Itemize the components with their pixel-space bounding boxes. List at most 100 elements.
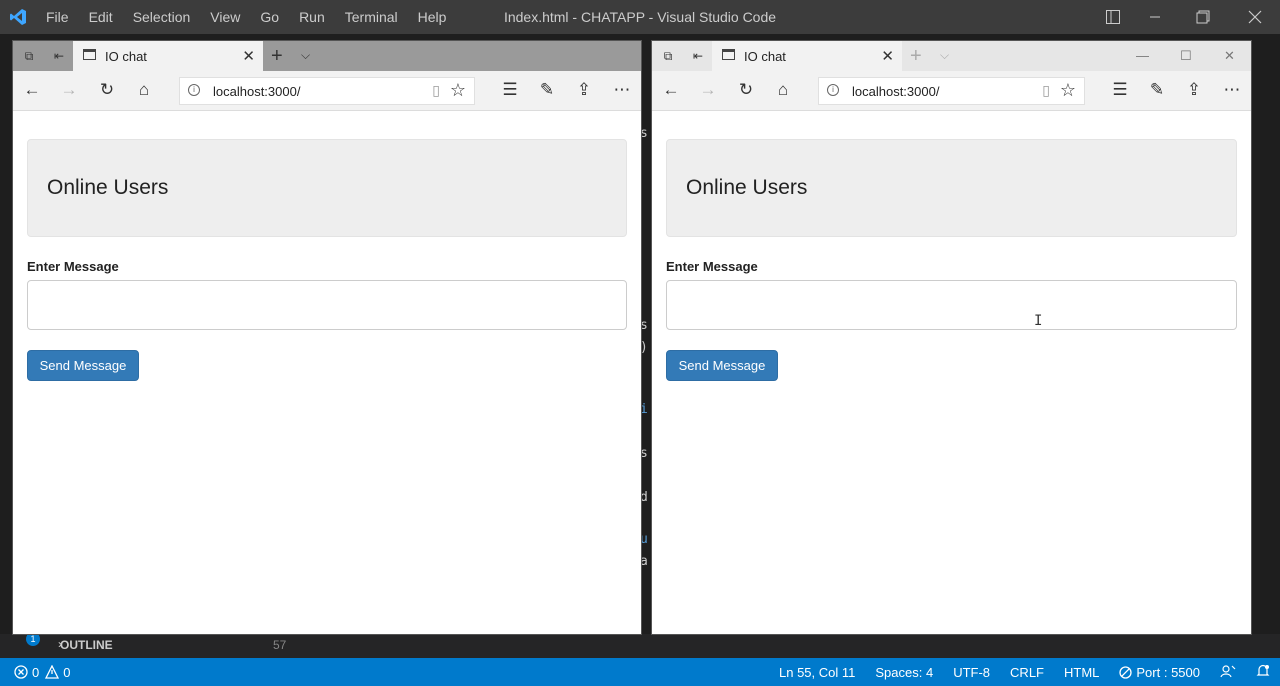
tab-bar: ⧉ ⇤ IO chat ✕ + ⌵ — ☐ ✕ xyxy=(652,41,1251,71)
restore-icon[interactable] xyxy=(1180,0,1226,34)
code-fragment: s xyxy=(640,446,648,461)
menu-help[interactable]: Help xyxy=(418,9,447,25)
share-icon[interactable]: ⇪ xyxy=(1184,80,1204,100)
problems-indicator[interactable]: 0 0 xyxy=(14,658,70,686)
web-note-icon[interactable]: ✎ xyxy=(537,80,557,100)
minimize-icon[interactable]: — xyxy=(1136,48,1149,63)
send-message-button[interactable]: Send Message xyxy=(666,350,778,381)
refresh-icon[interactable]: ↻ xyxy=(736,80,756,100)
set-aside-tabs-icon[interactable]: ⇤ xyxy=(690,48,706,64)
more-icon[interactable]: ⋯ xyxy=(1222,80,1242,100)
chevron-down-icon[interactable]: ⌵ xyxy=(940,48,949,63)
status-bar: 0 0 Ln 55, Col 11 Spaces: 4 UTF-8 CRLF H… xyxy=(0,658,1280,686)
page-content: Online Users Enter Message Send Message xyxy=(13,111,641,634)
url-text: localhost:3000/ xyxy=(852,84,939,99)
maximize-icon[interactable]: ☐ xyxy=(1180,48,1192,64)
tab-title: IO chat xyxy=(744,49,786,64)
home-icon[interactable]: ⌂ xyxy=(134,80,154,100)
tab-actions-icon[interactable]: ⧉ xyxy=(660,48,676,64)
online-users-panel: Online Users xyxy=(27,139,627,237)
forward-icon[interactable]: → xyxy=(59,80,79,100)
forward-icon[interactable]: → xyxy=(698,80,718,100)
favorite-star-icon[interactable]: ☆ xyxy=(450,80,466,101)
tab-io-chat[interactable]: IO chat ✕ xyxy=(712,41,902,71)
navigation-bar: ← → ↻ ⌂ i localhost:3000/ ▯ ☆ ☰ ✎ ⇪ ⋯ xyxy=(13,71,641,111)
reading-view-icon[interactable]: ▯ xyxy=(1042,82,1050,99)
close-window-icon[interactable]: ✕ xyxy=(1224,48,1235,64)
code-fragment: i xyxy=(640,402,648,417)
tab-io-chat[interactable]: IO chat ✕ xyxy=(73,41,263,71)
back-icon[interactable]: ← xyxy=(22,80,42,100)
outline-panel: › OUTLINE 57 xyxy=(0,634,1280,658)
warning-count: 0 xyxy=(63,665,70,680)
set-aside-tabs-icon[interactable]: ⇤ xyxy=(51,48,67,64)
favorites-icon[interactable]: ☰ xyxy=(500,80,520,100)
line-ending[interactable]: CRLF xyxy=(1010,665,1044,680)
web-note-icon[interactable]: ✎ xyxy=(1147,80,1167,100)
site-info-icon[interactable]: i xyxy=(188,84,200,96)
home-icon[interactable]: ⌂ xyxy=(773,80,793,100)
menu-edit[interactable]: Edit xyxy=(89,9,113,25)
tab-bar: ⧉ ⇤ IO chat ✕ + ⌵ xyxy=(13,41,641,71)
share-icon[interactable]: ⇪ xyxy=(574,80,594,100)
close-icon[interactable] xyxy=(1232,0,1278,34)
message-input[interactable] xyxy=(27,280,627,330)
language-mode[interactable]: HTML xyxy=(1064,665,1099,680)
more-icon[interactable]: ⋯ xyxy=(612,80,632,100)
vscode-menubar: File Edit Selection View Go Run Terminal… xyxy=(46,0,466,34)
line-number: 57 xyxy=(273,638,286,652)
favorites-icon[interactable]: ☰ xyxy=(1110,80,1130,100)
vscode-logo-icon xyxy=(8,7,28,27)
message-input[interactable] xyxy=(666,280,1237,330)
no-entry-icon xyxy=(1119,666,1132,679)
menu-selection[interactable]: Selection xyxy=(133,9,191,25)
menu-go[interactable]: Go xyxy=(260,9,279,25)
toggle-layout-icon[interactable] xyxy=(1090,0,1136,34)
online-users-heading: Online Users xyxy=(47,176,168,200)
send-message-button[interactable]: Send Message xyxy=(27,350,139,381)
chevron-down-icon[interactable]: ⌵ xyxy=(301,48,310,63)
text-cursor-icon: I xyxy=(1034,313,1042,329)
minimize-icon[interactable] xyxy=(1132,0,1178,34)
encoding[interactable]: UTF-8 xyxy=(953,665,990,680)
notification-badge: 1 xyxy=(26,632,40,646)
refresh-icon[interactable]: ↻ xyxy=(97,80,117,100)
code-fragment: ) xyxy=(640,340,648,355)
new-tab-icon[interactable]: + xyxy=(271,45,283,68)
browser-window-left: ⧉ ⇤ IO chat ✕ + ⌵ ← → ↻ ⌂ i localhost:30… xyxy=(13,41,641,634)
tab-title: IO chat xyxy=(105,49,147,64)
live-server-port[interactable]: Port : 5500 xyxy=(1119,665,1200,680)
warning-icon xyxy=(45,665,59,679)
url-text: localhost:3000/ xyxy=(213,84,300,99)
tab-close-icon[interactable]: ✕ xyxy=(242,47,255,65)
menu-file[interactable]: File xyxy=(46,9,69,25)
back-icon[interactable]: ← xyxy=(661,80,681,100)
address-bar[interactable]: i localhost:3000/ ▯ ☆ xyxy=(179,77,475,105)
online-users-heading: Online Users xyxy=(686,176,807,200)
bell-icon[interactable] xyxy=(1256,664,1270,681)
code-fragment: u xyxy=(640,532,648,547)
menu-view[interactable]: View xyxy=(210,9,240,25)
cursor-position[interactable]: Ln 55, Col 11 xyxy=(779,665,855,680)
outline-header[interactable]: OUTLINE xyxy=(60,638,113,652)
vscode-titlebar: File Edit Selection View Go Run Terminal… xyxy=(0,0,1280,34)
menu-run[interactable]: Run xyxy=(299,9,325,25)
menu-terminal[interactable]: Terminal xyxy=(345,9,398,25)
tab-close-icon[interactable]: ✕ xyxy=(881,47,894,65)
port-label: Port : 5500 xyxy=(1136,665,1200,680)
page-icon xyxy=(722,49,735,60)
indentation[interactable]: Spaces: 4 xyxy=(875,665,933,680)
code-fragment: a xyxy=(640,554,648,569)
message-label: Enter Message xyxy=(27,259,119,274)
page-icon xyxy=(83,49,96,60)
tab-actions-icon[interactable]: ⧉ xyxy=(21,48,37,64)
code-fragment: s xyxy=(640,318,648,333)
new-tab-icon[interactable]: + xyxy=(910,45,922,68)
favorite-star-icon[interactable]: ☆ xyxy=(1060,80,1076,101)
site-info-icon[interactable]: i xyxy=(827,84,839,96)
online-users-panel: Online Users xyxy=(666,139,1237,237)
reading-view-icon[interactable]: ▯ xyxy=(432,82,440,99)
address-bar[interactable]: i localhost:3000/ ▯ ☆ xyxy=(818,77,1085,105)
feedback-icon[interactable] xyxy=(1220,664,1236,681)
message-label: Enter Message xyxy=(666,259,758,274)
*****
* _Task statement_: Reproduce all of the records above word for word, omitting the pictures.

* _Correct result_:
Itemize the components with their pixel-space bounding boxes. List at most 100 elements.
tab-bar: ⧉ ⇤ IO chat ✕ + ⌵ — ☐ ✕ xyxy=(652,41,1251,71)
restore-icon[interactable] xyxy=(1180,0,1226,34)
code-fragment: s xyxy=(640,446,648,461)
menu-help[interactable]: Help xyxy=(418,9,447,25)
share-icon[interactable]: ⇪ xyxy=(1184,80,1204,100)
problems-indicator[interactable]: 0 0 xyxy=(14,658,70,686)
web-note-icon[interactable]: ✎ xyxy=(537,80,557,100)
minimize-icon[interactable]: — xyxy=(1136,48,1149,63)
send-message-button[interactable]: Send Message xyxy=(666,350,778,381)
refresh-icon[interactable]: ↻ xyxy=(736,80,756,100)
set-aside-tabs-icon[interactable]: ⇤ xyxy=(690,48,706,64)
more-icon[interactable]: ⋯ xyxy=(1222,80,1242,100)
chevron-down-icon[interactable]: ⌵ xyxy=(940,48,949,63)
status-bar: 0 0 Ln 55, Col 11 Spaces: 4 UTF-8 CRLF H… xyxy=(0,658,1280,686)
page-content: Online Users Enter Message Send Message xyxy=(13,111,641,634)
url-text: localhost:3000/ xyxy=(852,84,939,99)
maximize-icon[interactable]: ☐ xyxy=(1180,48,1192,64)
tab-title: IO chat xyxy=(744,49,786,64)
home-icon[interactable]: ⌂ xyxy=(134,80,154,100)
tab-actions-icon[interactable]: ⧉ xyxy=(660,48,676,64)
online-users-panel: Online Users xyxy=(27,139,627,237)
forward-icon[interactable]: → xyxy=(59,80,79,100)
forward-icon[interactable]: → xyxy=(698,80,718,100)
favorite-star-icon[interactable]: ☆ xyxy=(450,80,466,101)
tab-io-chat[interactable]: IO chat ✕ xyxy=(712,41,902,71)
navigation-bar: ← → ↻ ⌂ i localhost:3000/ ▯ ☆ ☰ ✎ ⇪ ⋯ xyxy=(13,71,641,111)
reading-view-icon[interactable]: ▯ xyxy=(1042,82,1050,99)
close-window-icon[interactable]: ✕ xyxy=(1224,48,1235,64)
code-fragment: i xyxy=(640,402,648,417)
tab-io-chat[interactable]: IO chat ✕ xyxy=(73,41,263,71)
back-icon[interactable]: ← xyxy=(22,80,42,100)
outline-panel: › OUTLINE 57 xyxy=(0,634,1280,658)
warning-count: 0 xyxy=(63,665,70,680)
set-aside-tabs-icon[interactable]: ⇤ xyxy=(51,48,67,64)
favorites-icon[interactable]: ☰ xyxy=(500,80,520,100)
line-ending[interactable]: CRLF xyxy=(1010,665,1044,680)
web-note-icon[interactable]: ✎ xyxy=(1147,80,1167,100)
site-info-icon[interactable]: i xyxy=(188,84,200,96)
home-icon[interactable]: ⌂ xyxy=(773,80,793,100)
menu-edit[interactable]: Edit xyxy=(89,9,113,25)
tab-bar: ⧉ ⇤ IO chat ✕ + ⌵ xyxy=(13,41,641,71)
share-icon[interactable]: ⇪ xyxy=(574,80,594,100)
close-icon[interactable] xyxy=(1232,0,1278,34)
message-input[interactable] xyxy=(27,280,627,330)
language-mode[interactable]: HTML xyxy=(1064,665,1099,680)
more-icon[interactable]: ⋯ xyxy=(612,80,632,100)
vscode-menubar: File Edit Selection View Go Run Terminal… xyxy=(46,0,466,34)
line-number: 57 xyxy=(273,638,286,652)
favorites-icon[interactable]: ☰ xyxy=(1110,80,1130,100)
vscode-logo-icon xyxy=(8,7,28,27)
message-input[interactable] xyxy=(666,280,1237,330)
no-entry-icon xyxy=(1119,666,1132,679)
menu-selection[interactable]: Selection xyxy=(133,9,191,25)
menu-go[interactable]: Go xyxy=(260,9,279,25)
toggle-layout-icon[interactable] xyxy=(1090,0,1136,34)
online-users-heading: Online Users xyxy=(47,176,168,200)
send-message-button[interactable]: Send Message xyxy=(27,350,139,381)
chevron-down-icon[interactable]: ⌵ xyxy=(301,48,310,63)
text-cursor-icon: I xyxy=(1034,313,1042,329)
minimize-icon[interactable] xyxy=(1132,0,1178,34)
encoding[interactable]: UTF-8 xyxy=(953,665,990,680)
notification-badge: 1 xyxy=(26,632,40,646)
refresh-icon[interactable]: ↻ xyxy=(97,80,117,100)
code-fragment: ) xyxy=(640,340,648,355)
new-tab-icon[interactable]: + xyxy=(271,45,283,68)
browser-window-left: ⧉ ⇤ IO chat ✕ + ⌵ ← → ↻ ⌂ i localhost:30… xyxy=(13,41,641,634)
tab-title: IO chat xyxy=(105,49,147,64)
live-server-port[interactable]: Port : 5500 xyxy=(1119,665,1200,680)
warning-icon xyxy=(45,665,59,679)
url-text: localhost:3000/ xyxy=(213,84,300,99)
tab-close-icon[interactable]: ✕ xyxy=(242,47,255,65)
menu-file[interactable]: File xyxy=(46,9,69,25)
back-icon[interactable]: ← xyxy=(661,80,681,100)
address-bar[interactable]: i localhost:3000/ ▯ ☆ xyxy=(179,77,475,105)
online-users-heading: Online Users xyxy=(686,176,807,200)
bell-icon[interactable] xyxy=(1256,664,1270,681)
code-fragment: u xyxy=(640,532,648,547)
menu-view[interactable]: View xyxy=(210,9,240,25)
cursor-position[interactable]: Ln 55, Col 11 xyxy=(779,665,855,680)
outline-header[interactable]: OUTLINE xyxy=(60,638,113,652)
vscode-titlebar: File Edit Selection View Go Run Terminal… xyxy=(0,0,1280,34)
menu-run[interactable]: Run xyxy=(299,9,325,25)
menu-terminal[interactable]: Terminal xyxy=(345,9,398,25)
tab-close-icon[interactable]: ✕ xyxy=(881,47,894,65)
port-label: Port : 5500 xyxy=(1136,665,1200,680)
page-icon xyxy=(722,49,735,60)
indentation[interactable]: Spaces: 4 xyxy=(875,665,933,680)
code-fragment: a xyxy=(640,554,648,569)
message-label: Enter Message xyxy=(27,259,119,274)
page-icon xyxy=(83,49,96,60)
tab-actions-icon[interactable]: ⧉ xyxy=(21,48,37,64)
code-fragment: s xyxy=(640,318,648,333)
new-tab-icon[interactable]: + xyxy=(910,45,922,68)
favorite-star-icon[interactable]: ☆ xyxy=(1060,80,1076,101)
site-info-icon[interactable]: i xyxy=(827,84,839,96)
online-users-panel: Online Users xyxy=(666,139,1237,237)
reading-view-icon[interactable]: ▯ xyxy=(432,82,440,99)
address-bar[interactable]: i localhost:3000/ ▯ ☆ xyxy=(818,77,1085,105)
feedback-icon[interactable] xyxy=(1220,664,1236,681)
message-label: Enter Message xyxy=(666,259,758,274)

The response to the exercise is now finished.